Output the entries verbatim, including every line.

* _EXERCISE DATA_
-*-*-
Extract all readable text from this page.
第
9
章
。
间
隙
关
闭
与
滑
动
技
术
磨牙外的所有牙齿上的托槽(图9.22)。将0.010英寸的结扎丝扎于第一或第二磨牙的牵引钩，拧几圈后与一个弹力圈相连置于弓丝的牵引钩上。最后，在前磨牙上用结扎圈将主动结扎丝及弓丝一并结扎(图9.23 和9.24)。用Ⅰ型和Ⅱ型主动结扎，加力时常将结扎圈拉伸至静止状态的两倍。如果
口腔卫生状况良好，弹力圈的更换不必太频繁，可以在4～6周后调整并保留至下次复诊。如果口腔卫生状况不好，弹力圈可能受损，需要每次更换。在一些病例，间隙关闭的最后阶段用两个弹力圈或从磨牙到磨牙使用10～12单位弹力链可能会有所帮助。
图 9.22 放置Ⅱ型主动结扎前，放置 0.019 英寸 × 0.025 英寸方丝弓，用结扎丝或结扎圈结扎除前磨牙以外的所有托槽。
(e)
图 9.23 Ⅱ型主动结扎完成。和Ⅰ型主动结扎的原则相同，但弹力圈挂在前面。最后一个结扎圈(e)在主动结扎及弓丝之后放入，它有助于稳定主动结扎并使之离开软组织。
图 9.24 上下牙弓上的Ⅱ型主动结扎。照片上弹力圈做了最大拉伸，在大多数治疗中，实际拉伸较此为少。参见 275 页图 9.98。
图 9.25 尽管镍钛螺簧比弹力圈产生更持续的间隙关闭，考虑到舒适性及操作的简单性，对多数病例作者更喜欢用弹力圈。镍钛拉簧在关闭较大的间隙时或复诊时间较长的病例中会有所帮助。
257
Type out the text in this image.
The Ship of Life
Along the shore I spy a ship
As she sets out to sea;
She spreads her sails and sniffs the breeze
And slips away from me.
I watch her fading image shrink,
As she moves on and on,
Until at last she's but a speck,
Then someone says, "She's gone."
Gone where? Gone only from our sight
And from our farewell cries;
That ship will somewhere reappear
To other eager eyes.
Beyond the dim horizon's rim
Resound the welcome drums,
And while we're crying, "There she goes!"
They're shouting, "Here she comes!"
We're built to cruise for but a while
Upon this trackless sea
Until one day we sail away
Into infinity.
-*-*-
* _EXERCISE OUTPUT_
Extract all readable text from this page.
第
9
章
。
间
隙
关
闭
与
滑
动
技
术
磨牙外的所有牙齿上的托槽(图9.22)。将0.010英寸的结扎丝扎于第一或第二磨牙的牵引钩，拧几圈后与一个弹力圈相连置于弓丝的牵引钩上。最后，在前磨牙上用结扎圈将主动结扎丝及弓丝一并结扎(图9.23 和9.24)。用Ⅰ型和Ⅱ型主动结扎，加力时常将结扎圈拉伸至静止状态的两倍。如果
口腔卫生状况良好，弹力圈的更换不必太频繁，可以在4～6周后调整并保留至下次复诊。如果口腔卫生状况不好，弹力圈可能受损，需要每次更换。在一些病例，间隙关闭的最后阶段用两个弹力圈或从磨牙到磨牙使用10～12单位弹力链可能会有所帮助。
图 9.22 放置Ⅱ型主动结扎前，放置 0.019 英寸 × 0.025 英寸方丝弓，用结扎丝或结扎圈结扎除前磨牙以外的所有托槽。
(e)
图 9.23 Ⅱ型主动结扎完成。和Ⅰ型主动结扎的原则相同，但弹力圈挂在前面。最后一个结扎圈(e)在主动结扎及弓丝之后放入，它有助于稳定主动结扎并使之离开软组织。
图 9.24 上下牙弓上的Ⅱ型主动结扎。照片上弹力圈做了最大拉伸，在大多数治疗中，实际拉伸较此为少。参见 275 页图 9.98。
图 9.25 尽管镍钛螺簧比弹力圈产生更持续的间隙关闭，考虑到舒适性及操作的简单性，对多数病例作者更喜欢用弹力圈。镍钛拉簧在关闭较大的间隙时或复诊时间较长的病例中会有所帮助。
257
Type out the text in this image.
The Ship of Life
Along the shore I spy a ship
As she sets out to sea;
She spreads her sails and sniffs the breeze
And slips away from me.
I watch her fading image shrink,
As she moves on and on,
Until at last she's but a speck,
Then someone says, "She's gone."
Gone where? Gone only from our sight
And from our farewell cries;
That ship will somewhere reappear
To other eager eyes.
Beyond the dim horizon's rim
Resound the welcome drums,
And while we're crying, "There she goes!"
They're shouting, "Here she comes!"
We're built to cruise for but a while
Upon this trackless sea
Until one day we sail away
Into infinity.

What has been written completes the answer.